Senin, 24 Oktober 2011

Jadi Oposisi, PKS Bisa Kedodoran

JAKARTA - Wacana oposisi yang mengemuka di internal PKS belakangan kian santer saja. Apalagi setelah satu dari empat jatah menteri milik PKS-- Menristek Suharna Surapranata-- dicopot Presiden SBY. Jika berhitung, siapa sebenarnya yang kedodoran jika PKS benar-benar menjadi oposisi, SBY atau justru PKS?

“Politik bukan hitungan matematis semata, jadi sulit menentukannya,” ujar pengamat politik Syahganda Nainggolan. "Kecaman sudah muncul dari berbagai kelompok oposisi, mulai dari kelompok lintas agama, kelompok forum rektor indonesia, kelompok Gerakan Indonesia Bersih, kelompok-kelompk purnawirawan TNI, semua sudah menghancurkan citra SBY melalui statement-statemen mereka, seperti SBY pembohong, SBY pemimpin yang lemah, , SBY tidak memperjuangkan nasib rakyat, negara gagal, semua sudah. Jadi tinggal realisasi, kalau berani" paparnya Sabtu (22/10).

Syahganda juga mengatakan bahwa bila benar PKS beroposisi dan mampu menjadi kekuatan inti dalam menjatuhkan SBY , maka PKS akan memegang kunci dalam perpolitikan Indonesia kedepan. "Jadi, itu (oposisi PKS) sangat menentukan. SBY bisa jatuh atau tidak di tengah jalan," pungkasnya.

Hitung-hitungan untung rugi dalam menentukan pilihan bagi PKS tentu tidak dapat ditemukan dalam waktu dekat ini. Secara kalkulasi politik dalam menentukan pilihan, PKS harus memperhitungkan aspek SBY, aspek publik di luar dan yang tak kalah penting aspek internal. Ketiga aspek ini menjadi penting bagi PKS sebagai modal untuk menentukan sikap politiknya pascareshuffle kabinet yang telah menyingkirkan kadernya Suharna Surapranata dari kursi Menteri Riset dan Teknologi.

Aspek SBY menjadi penting bagi PKS dalam menentukan pilihan politiknya. SBY sebagai figur sentral politik nasional saat ini. Keberpihakan publik terhadap figuritas SBY menjadi catatan penting bagi PKS untuk tetap menyokong SBY atau justru sebaliknya.

══════

**Rumusan Soal A**
Tuliskan kembali tanpa perubahan bagian artikel tentang wacana oposisi PKS, mulai dari "Aspek SBY menjadi" dan berakhir pada "atau justru sebaliknya.".
**Rumusan Soal B**
Jawab pertanyaan berikut berdasarkan artikel tentang wacana oposisi PKS.
(i) Siapa menteri dari PKS yang dicopot Presiden SBY, dan apa jabatannya?
(ii) Pada hari dan tanggal apa Syahganda Nainggolan menyampaikan paparannya?
(iii) Tiga aspek apa saja yang harus diperhitungkan PKS dalam kalkulasi politiknya?
Materi yang ada tidak diperlukan untuk mengerjakan tugas.

**Bagian Data**
══════

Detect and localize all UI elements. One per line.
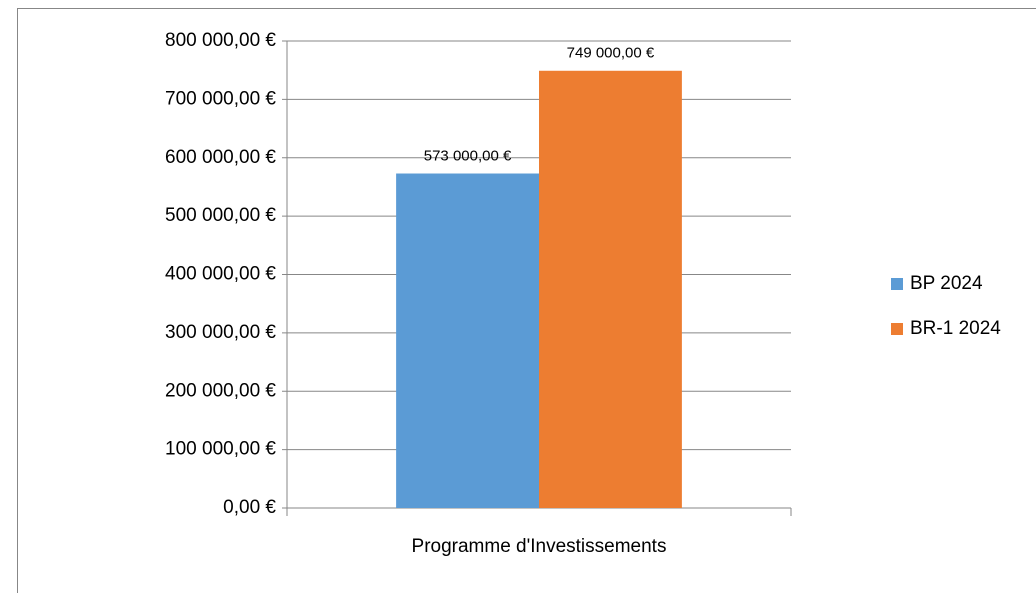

══════

**Jawaban Lengkap A**
Aspek SBY menjadi penting bagi PKS dalam menentukan pilihan politiknya. SBY sebagai figur sentral politik nasional saat ini. Keberpihakan publik terhadap figuritas SBY menjadi catatan penting bagi PKS untuk tetap menyokong SBY atau justru sebaliknya.

**Jawaban Lengkap B**
(i) Suharna Surapranata, Menteri Riset dan Teknologi (Menristek).
(ii) Sabtu (22/10).
(iii) Aspek SBY, aspek publik di luar, dan aspek internal.